* What is needed
Select lines where the word "JSON" appears.

* Records for the task
━━━

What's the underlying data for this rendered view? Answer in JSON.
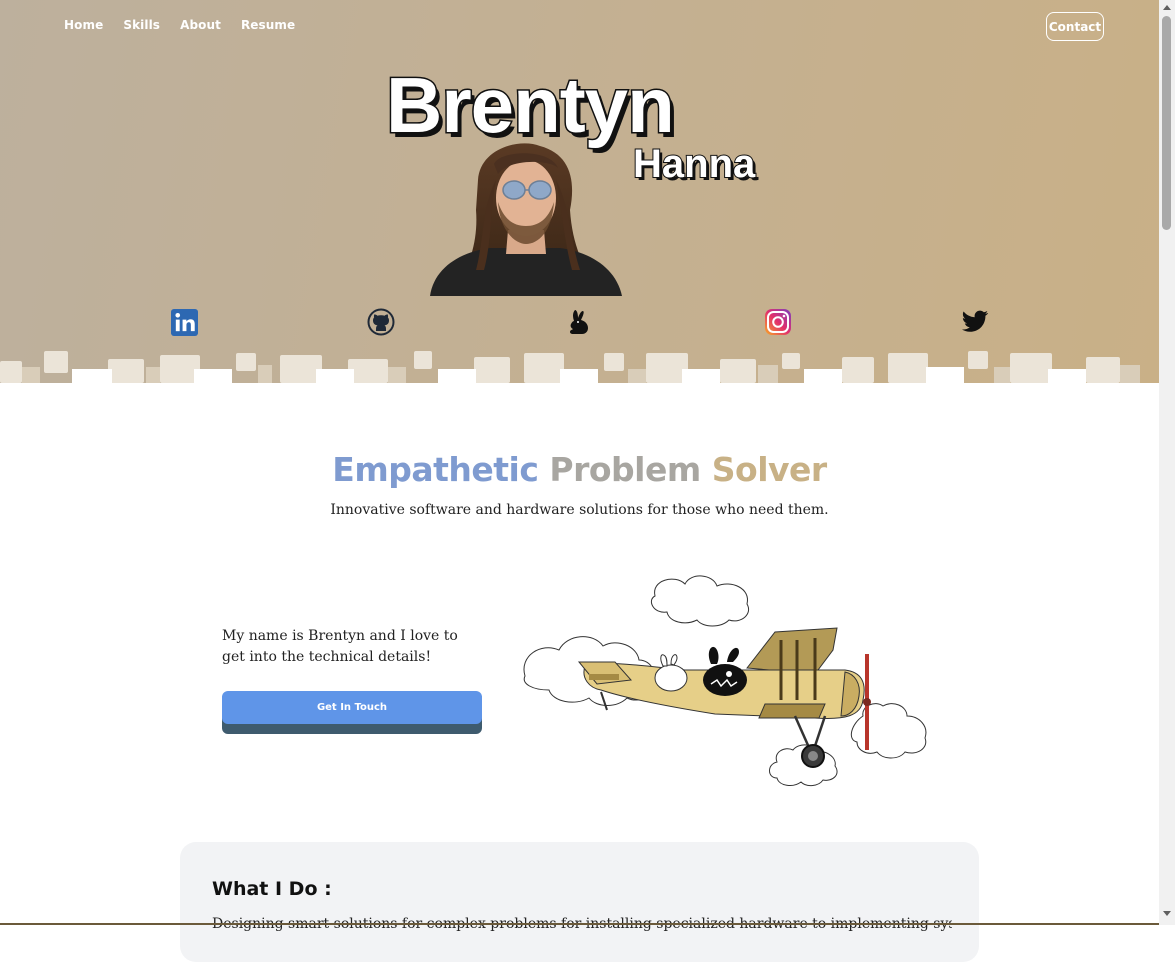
{
  "nav": {
    "items": [
      {
        "label": "Home"
      },
      {
        "label": "Skills"
      },
      {
        "label": "About"
      },
      {
        "label": "Resume"
      }
    ],
    "contact_label": "Contact"
  },
  "hero": {
    "first_name": "Brentyn",
    "last_name": "Hanna",
    "socials": [
      {
        "icon": "linkedin-icon",
        "color": "#2d68b2"
      },
      {
        "icon": "github-icon",
        "color": "#1f2937"
      },
      {
        "icon": "rabbit-icon",
        "color": "#111111"
      },
      {
        "icon": "instagram-icon",
        "color": "#e1306c"
      },
      {
        "icon": "twitter-icon",
        "color": "#111111"
      }
    ]
  },
  "main": {
    "headline_words": [
      "Empathetic",
      "Problem",
      "Solver"
    ],
    "subline": "Innovative software and hardware solutions for those who need them.",
    "intro": "My name is Brentyn and I love to get into the technical details!",
    "cta_label": "Get In Touch"
  },
  "what_i_do": {
    "title": "What I Do :",
    "text_partial": "Designing smart solutions for complex problems for installing specialized hardware to implementing systems"
  },
  "colors": {
    "accent_blue": "#7f9bd0",
    "accent_tan": "#c8b186",
    "button_blue": "#5f95e8",
    "hero_bg": "#c4b091"
  }
}
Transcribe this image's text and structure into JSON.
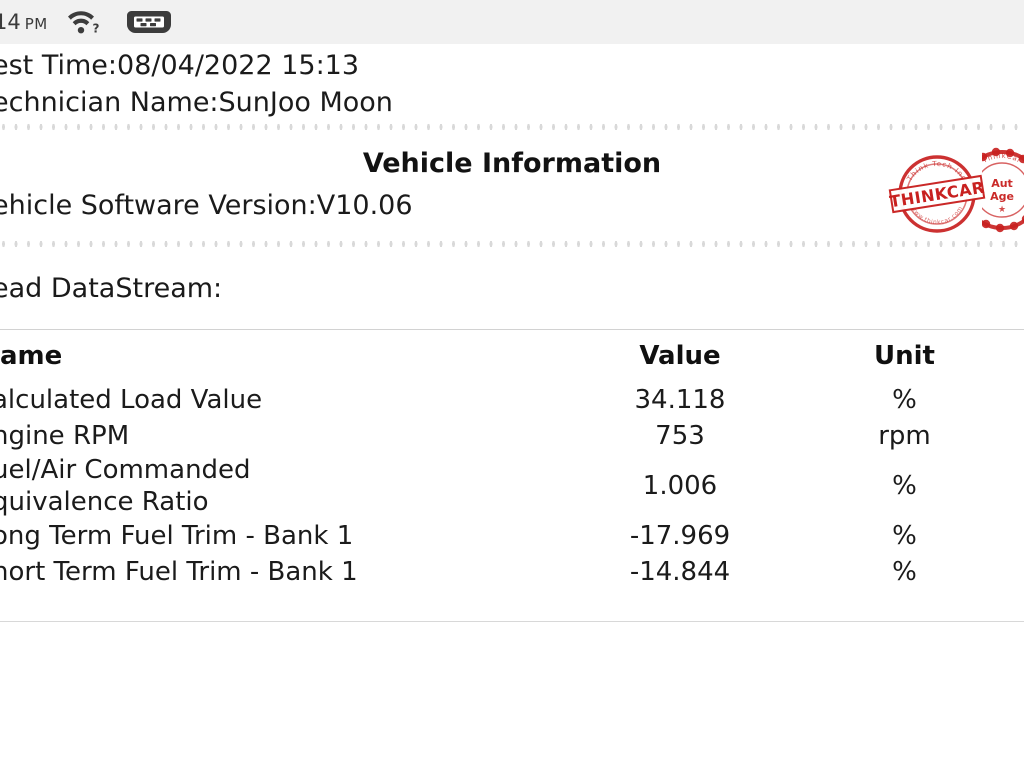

━━━

* Solved exercise
What's the underlying data for this rendered view? Answer in JSON.
Transcribe this image's text and structure into JSON.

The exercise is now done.